Exercise aim:
Each line that holds the word "value" counts once; give the total for the records below and nothing else.

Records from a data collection

________________________

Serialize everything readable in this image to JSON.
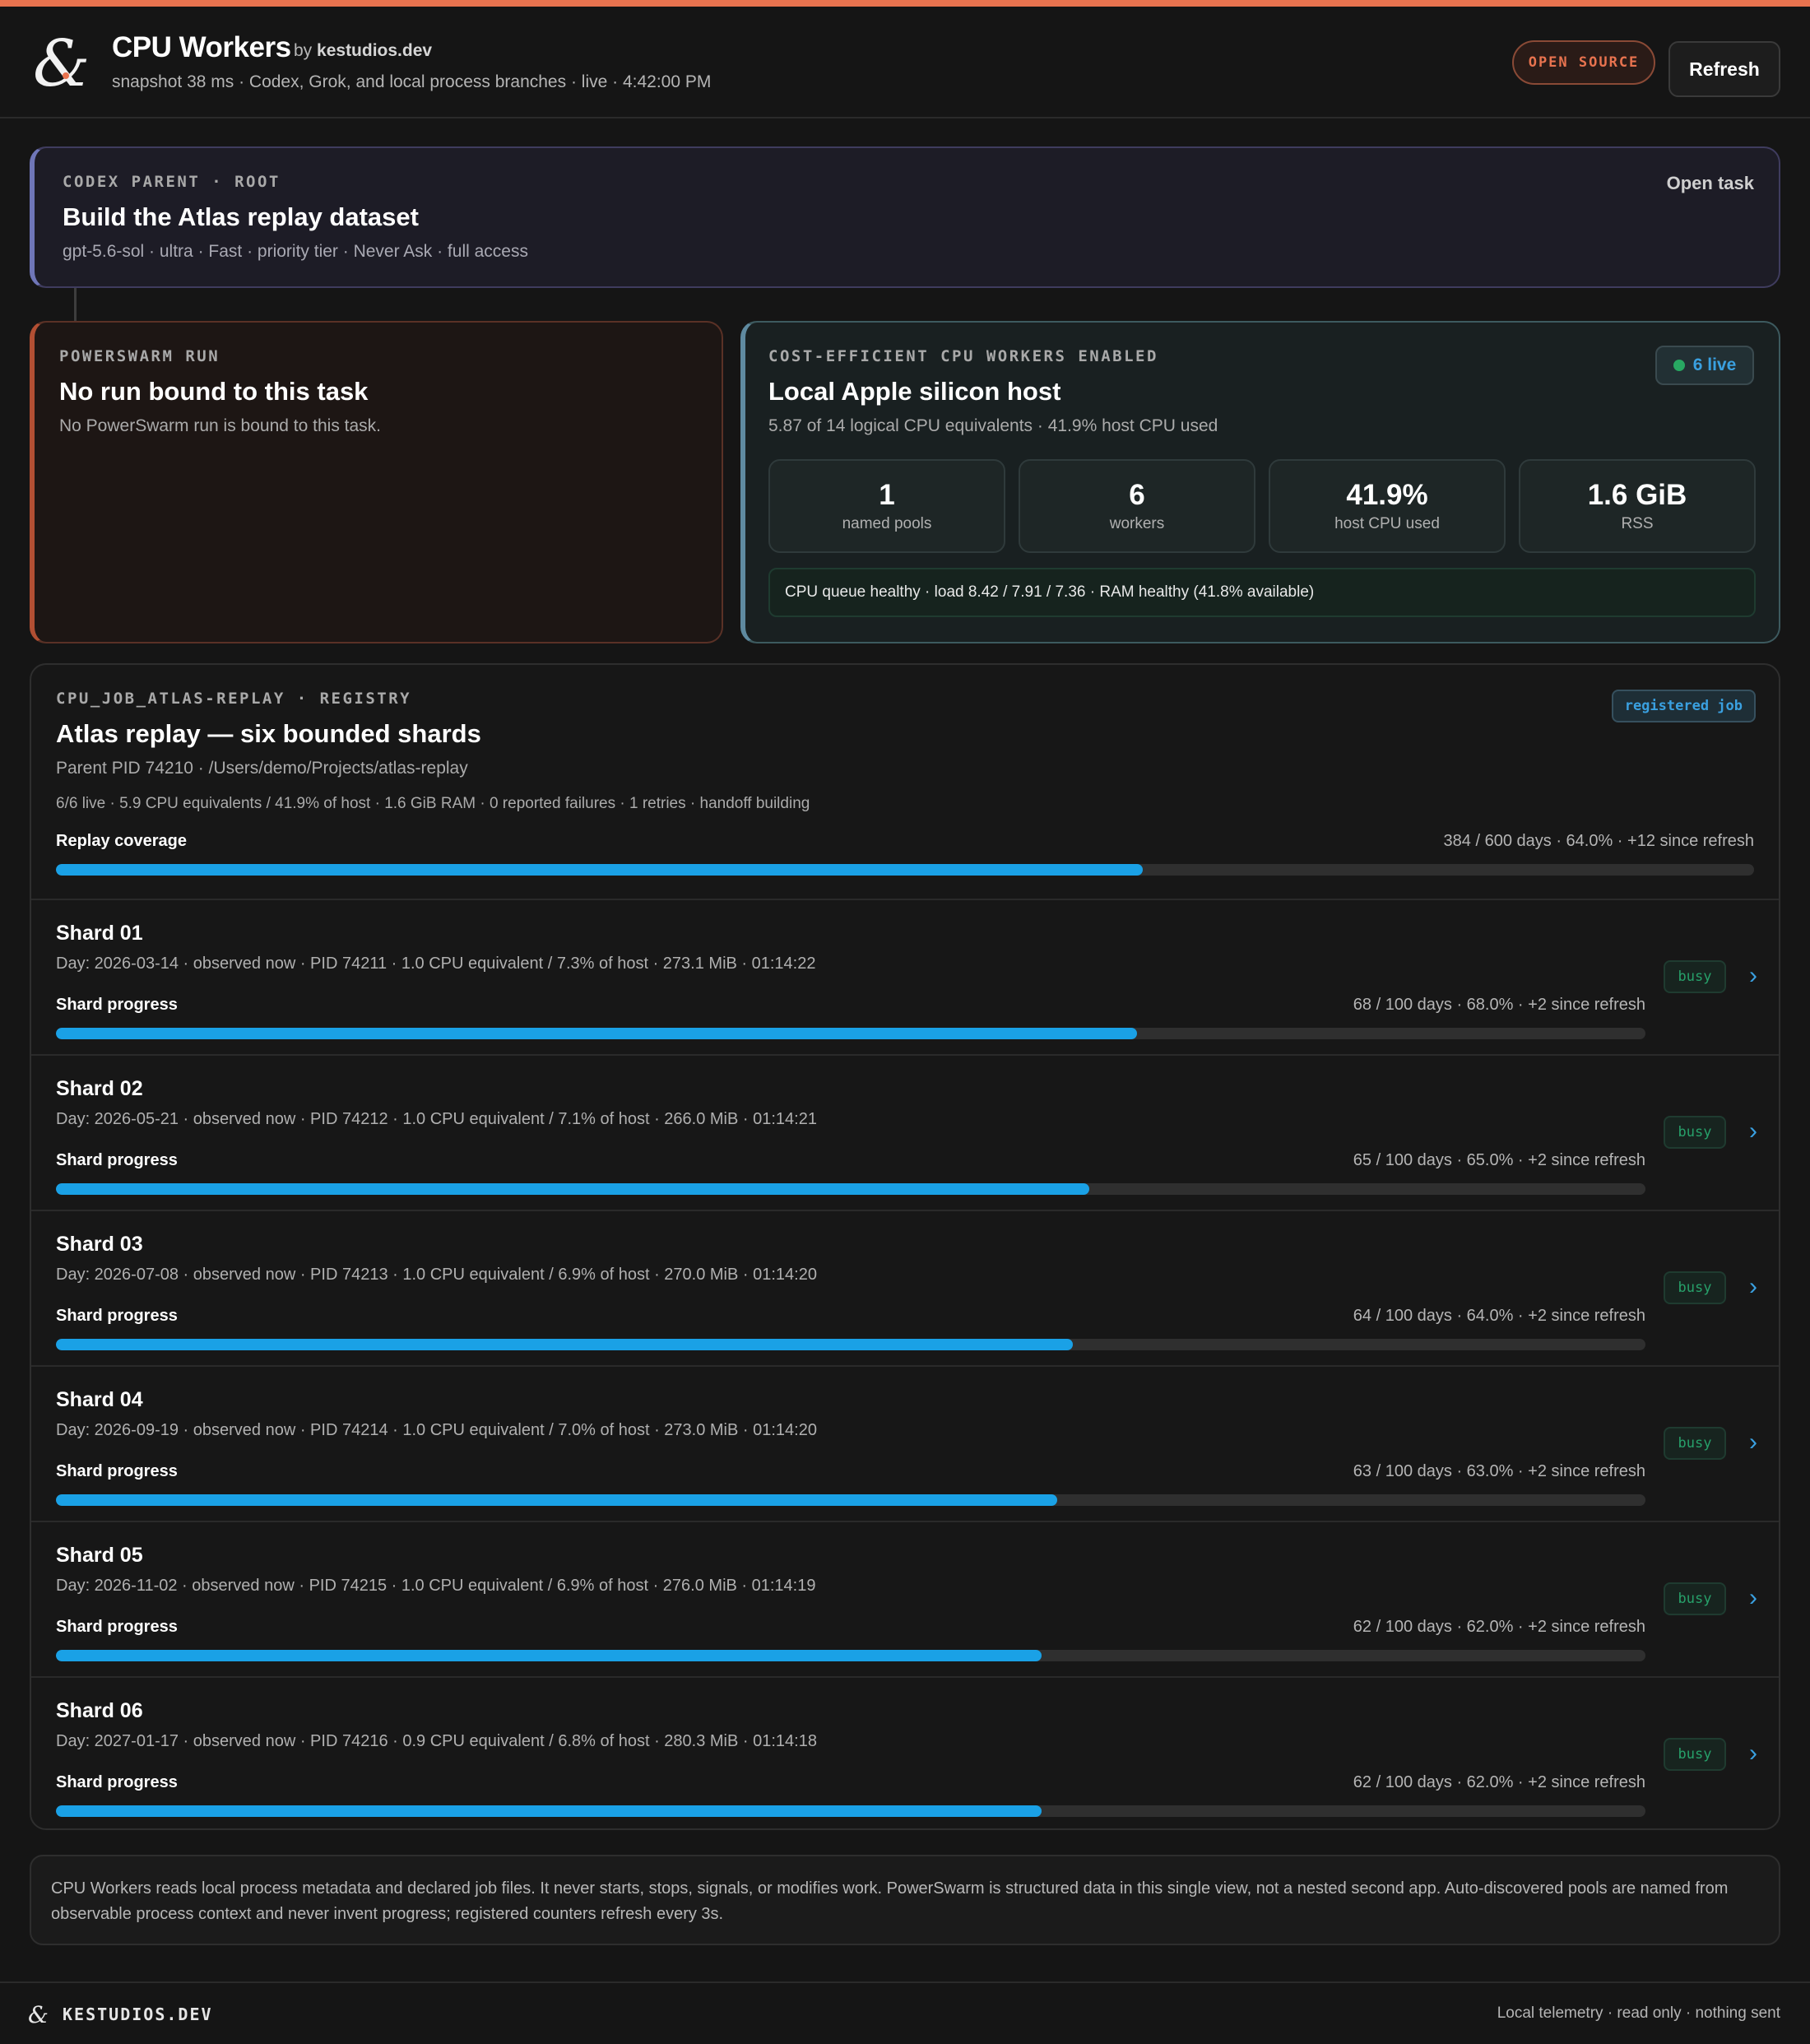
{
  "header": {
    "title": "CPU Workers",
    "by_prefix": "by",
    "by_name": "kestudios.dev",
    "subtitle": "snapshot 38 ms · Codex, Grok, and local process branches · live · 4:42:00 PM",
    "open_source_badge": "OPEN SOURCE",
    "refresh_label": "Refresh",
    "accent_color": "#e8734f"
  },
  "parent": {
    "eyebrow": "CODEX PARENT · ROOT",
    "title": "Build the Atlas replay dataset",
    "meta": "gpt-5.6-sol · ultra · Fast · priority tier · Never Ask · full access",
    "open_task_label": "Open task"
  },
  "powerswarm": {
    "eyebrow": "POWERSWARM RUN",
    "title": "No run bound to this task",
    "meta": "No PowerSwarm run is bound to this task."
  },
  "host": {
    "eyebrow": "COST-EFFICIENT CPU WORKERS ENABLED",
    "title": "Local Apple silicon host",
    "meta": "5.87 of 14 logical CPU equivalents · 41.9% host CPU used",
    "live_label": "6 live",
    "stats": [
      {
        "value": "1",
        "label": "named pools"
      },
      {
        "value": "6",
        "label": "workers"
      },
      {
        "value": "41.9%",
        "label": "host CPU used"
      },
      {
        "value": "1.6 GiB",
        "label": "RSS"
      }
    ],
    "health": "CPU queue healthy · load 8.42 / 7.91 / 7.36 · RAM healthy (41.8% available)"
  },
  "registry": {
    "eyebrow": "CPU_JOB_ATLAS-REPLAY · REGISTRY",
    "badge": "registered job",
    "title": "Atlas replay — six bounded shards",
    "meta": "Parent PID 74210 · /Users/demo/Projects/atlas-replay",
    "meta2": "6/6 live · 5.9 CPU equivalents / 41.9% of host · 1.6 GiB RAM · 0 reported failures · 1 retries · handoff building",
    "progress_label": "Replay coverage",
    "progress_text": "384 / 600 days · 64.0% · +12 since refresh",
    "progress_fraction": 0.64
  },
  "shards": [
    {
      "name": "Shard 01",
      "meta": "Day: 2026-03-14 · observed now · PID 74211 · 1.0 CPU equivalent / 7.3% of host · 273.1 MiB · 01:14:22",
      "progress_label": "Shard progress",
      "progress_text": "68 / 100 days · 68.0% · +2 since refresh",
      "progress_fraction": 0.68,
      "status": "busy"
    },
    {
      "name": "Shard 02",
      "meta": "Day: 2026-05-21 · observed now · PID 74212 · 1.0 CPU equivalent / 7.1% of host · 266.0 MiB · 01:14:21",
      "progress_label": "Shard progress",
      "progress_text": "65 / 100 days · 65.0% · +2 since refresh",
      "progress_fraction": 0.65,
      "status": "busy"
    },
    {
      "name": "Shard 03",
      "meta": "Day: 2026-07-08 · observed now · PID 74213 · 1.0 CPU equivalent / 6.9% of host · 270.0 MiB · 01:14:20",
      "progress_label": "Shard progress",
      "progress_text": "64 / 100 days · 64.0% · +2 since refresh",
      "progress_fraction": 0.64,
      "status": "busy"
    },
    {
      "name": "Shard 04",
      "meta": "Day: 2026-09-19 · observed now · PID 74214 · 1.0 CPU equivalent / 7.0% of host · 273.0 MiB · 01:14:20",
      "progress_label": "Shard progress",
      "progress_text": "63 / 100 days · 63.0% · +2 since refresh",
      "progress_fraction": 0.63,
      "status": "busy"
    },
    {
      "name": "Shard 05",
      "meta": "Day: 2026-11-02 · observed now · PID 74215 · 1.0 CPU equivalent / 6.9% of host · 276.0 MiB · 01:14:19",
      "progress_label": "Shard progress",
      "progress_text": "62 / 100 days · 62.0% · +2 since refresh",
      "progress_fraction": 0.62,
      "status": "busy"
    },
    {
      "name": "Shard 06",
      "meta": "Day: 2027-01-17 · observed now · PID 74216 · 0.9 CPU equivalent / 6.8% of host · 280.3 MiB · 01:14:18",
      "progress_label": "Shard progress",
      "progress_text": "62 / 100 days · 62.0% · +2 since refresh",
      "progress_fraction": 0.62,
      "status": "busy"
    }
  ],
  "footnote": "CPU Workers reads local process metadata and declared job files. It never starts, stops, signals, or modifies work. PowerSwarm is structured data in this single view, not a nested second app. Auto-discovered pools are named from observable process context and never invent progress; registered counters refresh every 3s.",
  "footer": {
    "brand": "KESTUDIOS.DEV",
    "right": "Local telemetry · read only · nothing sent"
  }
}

________________________

Response to this exercise:
4